- **Aim**: Pictures appear in the records below; write out everything else exactly.

━━━━━━━━━━━━━━━━━━━━━━━━━━━━━━

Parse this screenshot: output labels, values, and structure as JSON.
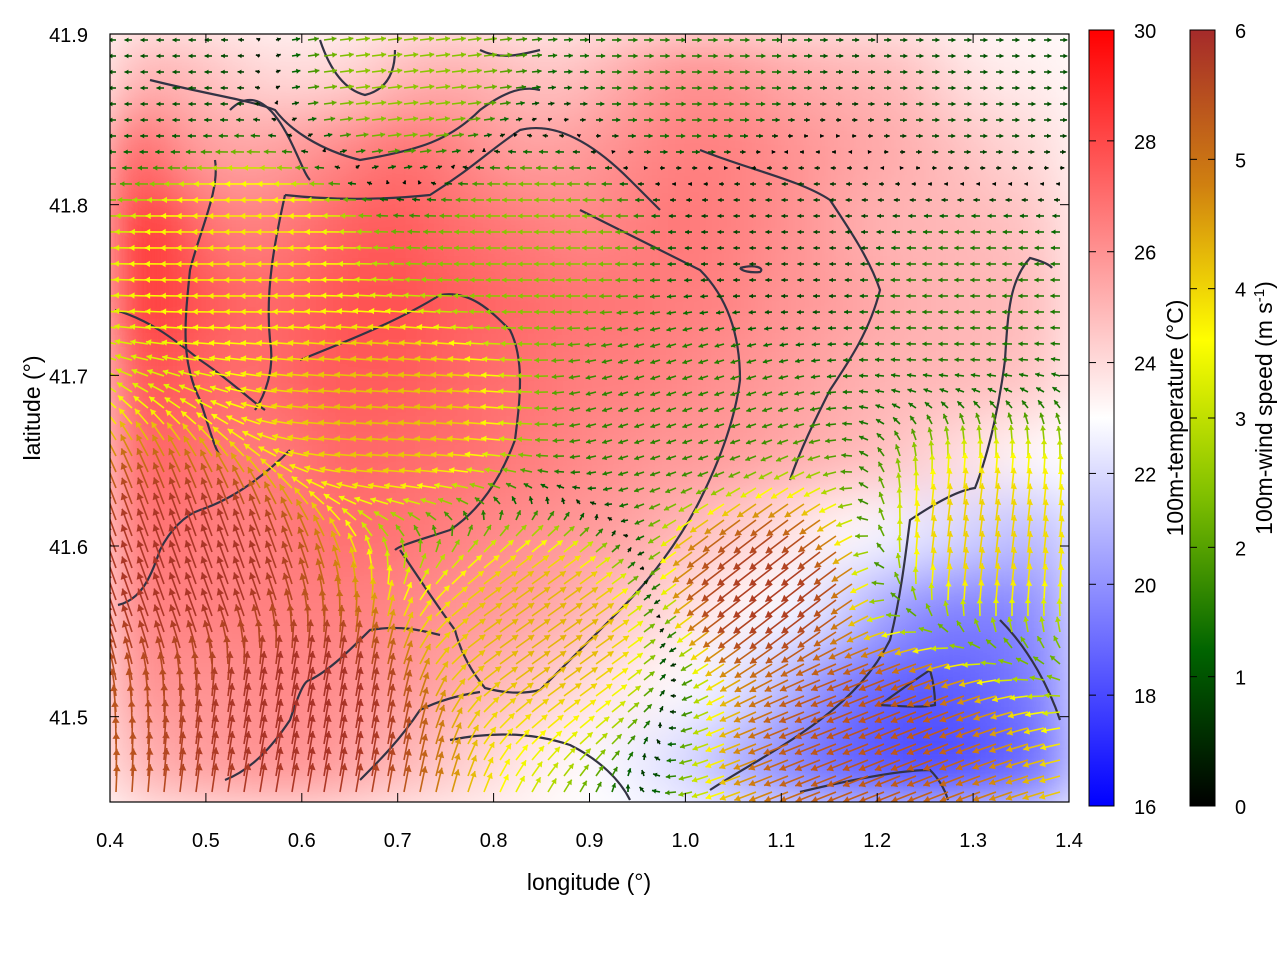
{
  "chart_data": {
    "type": "heatmap",
    "xlabel": "longitude (°)",
    "ylabel": "latitude (°)",
    "xlim": [
      0.4,
      1.4
    ],
    "ylim": [
      41.45,
      41.9
    ],
    "xticks": [
      "0.4",
      "0.5",
      "0.6",
      "0.7",
      "0.8",
      "0.9",
      "1.0",
      "1.1",
      "1.2",
      "1.3",
      "1.4"
    ],
    "yticks": [
      "41.5",
      "41.6",
      "41.7",
      "41.8",
      "41.9"
    ],
    "colorbars": [
      {
        "label": "100m-temperature (°C)",
        "range": [
          16,
          30
        ],
        "ticks": [
          "16",
          "18",
          "20",
          "22",
          "24",
          "26",
          "28",
          "30"
        ],
        "colors": [
          "#0000ff",
          "#ffffff",
          "#ff0000"
        ]
      },
      {
        "label_main": "100m-wind speed (m s",
        "label_sup": "-1",
        "label_end": ")",
        "range": [
          0,
          6
        ],
        "ticks": [
          "0",
          "1",
          "2",
          "3",
          "4",
          "5",
          "6"
        ],
        "colors": [
          "#000000",
          "#006400",
          "#80c000",
          "#ffff00",
          "#d08010",
          "#a52a2a"
        ]
      }
    ],
    "temperature_field": [
      [
        25,
        25,
        24.5,
        24,
        24,
        24.2,
        25,
        25.2,
        25,
        24.5,
        24.8,
        25.5,
        26,
        26,
        25.5,
        25.2,
        25,
        24.8,
        24,
        23.5,
        23.5
      ],
      [
        28.5,
        26,
        25.5,
        25.5,
        26,
        26.5,
        27,
        26.5,
        25.8,
        25.5,
        25.8,
        26.2,
        26.5,
        26.5,
        26.2,
        25.8,
        25.5,
        25.2,
        24.8,
        24.3,
        24
      ],
      [
        29.5,
        28,
        26.5,
        26.5,
        27,
        27.5,
        27.5,
        27,
        26.8,
        26.5,
        26.2,
        26.5,
        26.8,
        26.5,
        26.2,
        25.8,
        25.2,
        25,
        25,
        24.8,
        24.5
      ],
      [
        29,
        28,
        27.5,
        27,
        27.5,
        27.8,
        27.8,
        27.5,
        27.2,
        27,
        26.8,
        26.8,
        26.5,
        26.5,
        26,
        25.8,
        25.5,
        25.2,
        25,
        25,
        24.8
      ],
      [
        28,
        27.5,
        27,
        27,
        27.5,
        27.5,
        27.5,
        27.2,
        27,
        26.8,
        26.5,
        26.5,
        26.3,
        26,
        25.8,
        25.5,
        25.2,
        25,
        25,
        24.8,
        24.5
      ],
      [
        27.5,
        27,
        26.8,
        26.5,
        27,
        27.2,
        27,
        27,
        26.8,
        26.5,
        26.2,
        26,
        25.8,
        25.8,
        25.5,
        25.2,
        25,
        24.5,
        24,
        23.5,
        23
      ],
      [
        27,
        26.8,
        26.5,
        26.5,
        26.8,
        27,
        26.8,
        26.5,
        26.2,
        26,
        25.8,
        25.5,
        25,
        24.5,
        24,
        23.5,
        23,
        22.5,
        22,
        21.5,
        21
      ],
      [
        26.5,
        26.5,
        26.5,
        26.5,
        26.5,
        26.5,
        26.3,
        26,
        25.8,
        25.5,
        25,
        24.5,
        24,
        23.5,
        23,
        22.5,
        21,
        20,
        19.5,
        19.5,
        20
      ],
      [
        26,
        26,
        26,
        26.3,
        26.3,
        26,
        25.8,
        25.5,
        25,
        24.5,
        24,
        23.5,
        23,
        22.5,
        21.5,
        20,
        19,
        18.5,
        18.5,
        19,
        19.5
      ],
      [
        25,
        25.5,
        25.8,
        26,
        26,
        25.5,
        25,
        24.5,
        24,
        23.5,
        23,
        22.5,
        22,
        21,
        20,
        19,
        18.5,
        18,
        18,
        18.5,
        19
      ]
    ],
    "wind_speed_samples": [
      {
        "lon": 0.45,
        "lat": 41.87,
        "u": -1.0,
        "v": 0.0
      },
      {
        "lon": 0.7,
        "lat": 41.87,
        "u": 2.5,
        "v": 0.3
      },
      {
        "lon": 1.0,
        "lat": 41.87,
        "u": 1.5,
        "v": 0.0
      },
      {
        "lon": 1.3,
        "lat": 41.87,
        "u": 1.0,
        "v": 0.0
      },
      {
        "lon": 0.55,
        "lat": 41.78,
        "u": -3.8,
        "v": 0.0
      },
      {
        "lon": 0.85,
        "lat": 41.78,
        "u": -2.5,
        "v": 0.0
      },
      {
        "lon": 1.1,
        "lat": 41.78,
        "u": -0.8,
        "v": 0.0
      },
      {
        "lon": 1.3,
        "lat": 41.75,
        "u": -1.5,
        "v": 0.0
      },
      {
        "lon": 0.7,
        "lat": 41.68,
        "u": -4.2,
        "v": 0.3
      },
      {
        "lon": 1.0,
        "lat": 41.68,
        "u": -1.5,
        "v": -0.5
      },
      {
        "lon": 0.5,
        "lat": 41.58,
        "u": -2.0,
        "v": 5.5
      },
      {
        "lon": 0.85,
        "lat": 41.55,
        "u": 3.5,
        "v": 2.5
      },
      {
        "lon": 1.1,
        "lat": 41.58,
        "u": -4.5,
        "v": -3.5
      },
      {
        "lon": 1.3,
        "lat": 41.6,
        "u": 0.5,
        "v": 4.0
      },
      {
        "lon": 0.6,
        "lat": 41.5,
        "u": 1.0,
        "v": 5.8
      },
      {
        "lon": 1.2,
        "lat": 41.5,
        "u": -5.0,
        "v": -2.0
      }
    ]
  }
}
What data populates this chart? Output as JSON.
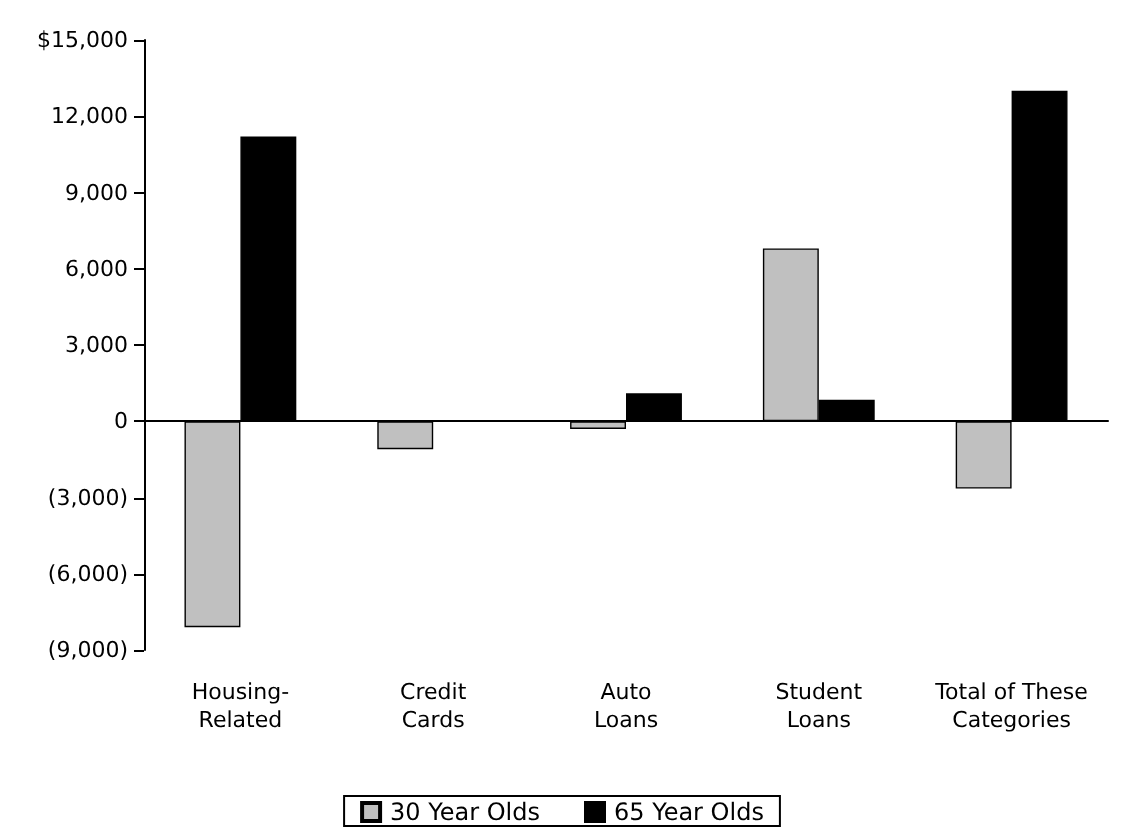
{
  "chart_data": {
    "type": "bar",
    "categories": [
      "Housing-\nRelated",
      "Credit\nCards",
      "Auto\nLoans",
      "Student\nLoans",
      "Total of These\nCategories"
    ],
    "series": [
      {
        "name": "30 Year Olds",
        "color": "#c0c0c0",
        "values": [
          -8100,
          -1100,
          -300,
          6800,
          -2650
        ]
      },
      {
        "name": "65 Year Olds",
        "color": "#000000",
        "values": [
          11200,
          null,
          1100,
          850,
          13000
        ]
      }
    ],
    "ylim": [
      -9000,
      15000
    ],
    "yticks": [
      {
        "value": -9000,
        "label": "(9,000)"
      },
      {
        "value": -6000,
        "label": "(6,000)"
      },
      {
        "value": -3000,
        "label": "(3,000)"
      },
      0,
      {
        "value": 3000,
        "label": "3,000"
      },
      {
        "value": 6000,
        "label": "6,000"
      },
      {
        "value": 9000,
        "label": "9,000"
      },
      {
        "value": 12000,
        "label": "12,000"
      },
      {
        "value": 15000,
        "label": "$15,000"
      }
    ],
    "legend": "bottom"
  }
}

━━━━━━━━━━━━━━━━━━━━━━━━━━━━━━

- **Complete response**:
Parse this screenshot: output labels, values, and structure as JSON.
{
  "chart_data": {
    "type": "heatmap",
    "xlabel": "longitude (°)",
    "ylabel": "latitude (°)",
    "xlim": [
      0.4,
      1.4
    ],
    "ylim": [
      41.45,
      41.9
    ],
    "xticks": [
      "0.4",
      "0.5",
      "0.6",
      "0.7",
      "0.8",
      "0.9",
      "1.0",
      "1.1",
      "1.2",
      "1.3",
      "1.4"
    ],
    "yticks": [
      "41.5",
      "41.6",
      "41.7",
      "41.8",
      "41.9"
    ],
    "colorbars": [
      {
        "label": "100m-temperature (°C)",
        "range": [
          16,
          30
        ],
        "ticks": [
          "16",
          "18",
          "20",
          "22",
          "24",
          "26",
          "28",
          "30"
        ],
        "colors": [
          "#0000ff",
          "#ffffff",
          "#ff0000"
        ]
      },
      {
        "label_main": "100m-wind speed (m s",
        "label_sup": "-1",
        "label_end": ")",
        "range": [
          0,
          6
        ],
        "ticks": [
          "0",
          "1",
          "2",
          "3",
          "4",
          "5",
          "6"
        ],
        "colors": [
          "#000000",
          "#006400",
          "#80c000",
          "#ffff00",
          "#d08010",
          "#a52a2a"
        ]
      }
    ],
    "temperature_field": [
      [
        25,
        25,
        24.5,
        24,
        24,
        24.2,
        25,
        25.2,
        25,
        24.5,
        24.8,
        25.5,
        26,
        26,
        25.5,
        25.2,
        25,
        24.8,
        24,
        23.5,
        23.5
      ],
      [
        28.5,
        26,
        25.5,
        25.5,
        26,
        26.5,
        27,
        26.5,
        25.8,
        25.5,
        25.8,
        26.2,
        26.5,
        26.5,
        26.2,
        25.8,
        25.5,
        25.2,
        24.8,
        24.3,
        24
      ],
      [
        29.5,
        28,
        26.5,
        26.5,
        27,
        27.5,
        27.5,
        27,
        26.8,
        26.5,
        26.2,
        26.5,
        26.8,
        26.5,
        26.2,
        25.8,
        25.2,
        25,
        25,
        24.8,
        24.5
      ],
      [
        29,
        28,
        27.5,
        27,
        27.5,
        27.8,
        27.8,
        27.5,
        27.2,
        27,
        26.8,
        26.8,
        26.5,
        26.5,
        26,
        25.8,
        25.5,
        25.2,
        25,
        25,
        24.8
      ],
      [
        28,
        27.5,
        27,
        27,
        27.5,
        27.5,
        27.5,
        27.2,
        27,
        26.8,
        26.5,
        26.5,
        26.3,
        26,
        25.8,
        25.5,
        25.2,
        25,
        25,
        24.8,
        24.5
      ],
      [
        27.5,
        27,
        26.8,
        26.5,
        27,
        27.2,
        27,
        27,
        26.8,
        26.5,
        26.2,
        26,
        25.8,
        25.8,
        25.5,
        25.2,
        25,
        24.5,
        24,
        23.5,
        23
      ],
      [
        27,
        26.8,
        26.5,
        26.5,
        26.8,
        27,
        26.8,
        26.5,
        26.2,
        26,
        25.8,
        25.5,
        25,
        24.5,
        24,
        23.5,
        23,
        22.5,
        22,
        21.5,
        21
      ],
      [
        26.5,
        26.5,
        26.5,
        26.5,
        26.5,
        26.5,
        26.3,
        26,
        25.8,
        25.5,
        25,
        24.5,
        24,
        23.5,
        23,
        22.5,
        21,
        20,
        19.5,
        19.5,
        20
      ],
      [
        26,
        26,
        26,
        26.3,
        26.3,
        26,
        25.8,
        25.5,
        25,
        24.5,
        24,
        23.5,
        23,
        22.5,
        21.5,
        20,
        19,
        18.5,
        18.5,
        19,
        19.5
      ],
      [
        25,
        25.5,
        25.8,
        26,
        26,
        25.5,
        25,
        24.5,
        24,
        23.5,
        23,
        22.5,
        22,
        21,
        20,
        19,
        18.5,
        18,
        18,
        18.5,
        19
      ]
    ],
    "wind_speed_samples": [
      {
        "lon": 0.45,
        "lat": 41.87,
        "u": -1.0,
        "v": 0.0
      },
      {
        "lon": 0.7,
        "lat": 41.87,
        "u": 2.5,
        "v": 0.3
      },
      {
        "lon": 1.0,
        "lat": 41.87,
        "u": 1.5,
        "v": 0.0
      },
      {
        "lon": 1.3,
        "lat": 41.87,
        "u": 1.0,
        "v": 0.0
      },
      {
        "lon": 0.55,
        "lat": 41.78,
        "u": -3.8,
        "v": 0.0
      },
      {
        "lon": 0.85,
        "lat": 41.78,
        "u": -2.5,
        "v": 0.0
      },
      {
        "lon": 1.1,
        "lat": 41.78,
        "u": -0.8,
        "v": 0.0
      },
      {
        "lon": 1.3,
        "lat": 41.75,
        "u": -1.5,
        "v": 0.0
      },
      {
        "lon": 0.7,
        "lat": 41.68,
        "u": -4.2,
        "v": 0.3
      },
      {
        "lon": 1.0,
        "lat": 41.68,
        "u": -1.5,
        "v": -0.5
      },
      {
        "lon": 0.5,
        "lat": 41.58,
        "u": -2.0,
        "v": 5.5
      },
      {
        "lon": 0.85,
        "lat": 41.55,
        "u": 3.5,
        "v": 2.5
      },
      {
        "lon": 1.1,
        "lat": 41.58,
        "u": -4.5,
        "v": -3.5
      },
      {
        "lon": 1.3,
        "lat": 41.6,
        "u": 0.5,
        "v": 4.0
      },
      {
        "lon": 0.6,
        "lat": 41.5,
        "u": 1.0,
        "v": 5.8
      },
      {
        "lon": 1.2,
        "lat": 41.5,
        "u": -5.0,
        "v": -2.0
      }
    ]
  }
}
What data populates this chart? Output as JSON.
{
  "chart_data": {
    "type": "bar",
    "categories": [
      "Housing-\nRelated",
      "Credit\nCards",
      "Auto\nLoans",
      "Student\nLoans",
      "Total of These\nCategories"
    ],
    "series": [
      {
        "name": "30 Year Olds",
        "color": "#c0c0c0",
        "values": [
          -8100,
          -1100,
          -300,
          6800,
          -2650
        ]
      },
      {
        "name": "65 Year Olds",
        "color": "#000000",
        "values": [
          11200,
          null,
          1100,
          850,
          13000
        ]
      }
    ],
    "ylim": [
      -9000,
      15000
    ],
    "yticks": [
      {
        "value": -9000,
        "label": "(9,000)"
      },
      {
        "value": -6000,
        "label": "(6,000)"
      },
      {
        "value": -3000,
        "label": "(3,000)"
      },
      0,
      {
        "value": 3000,
        "label": "3,000"
      },
      {
        "value": 6000,
        "label": "6,000"
      },
      {
        "value": 9000,
        "label": "9,000"
      },
      {
        "value": 12000,
        "label": "12,000"
      },
      {
        "value": 15000,
        "label": "$15,000"
      }
    ],
    "legend": "bottom"
  }
}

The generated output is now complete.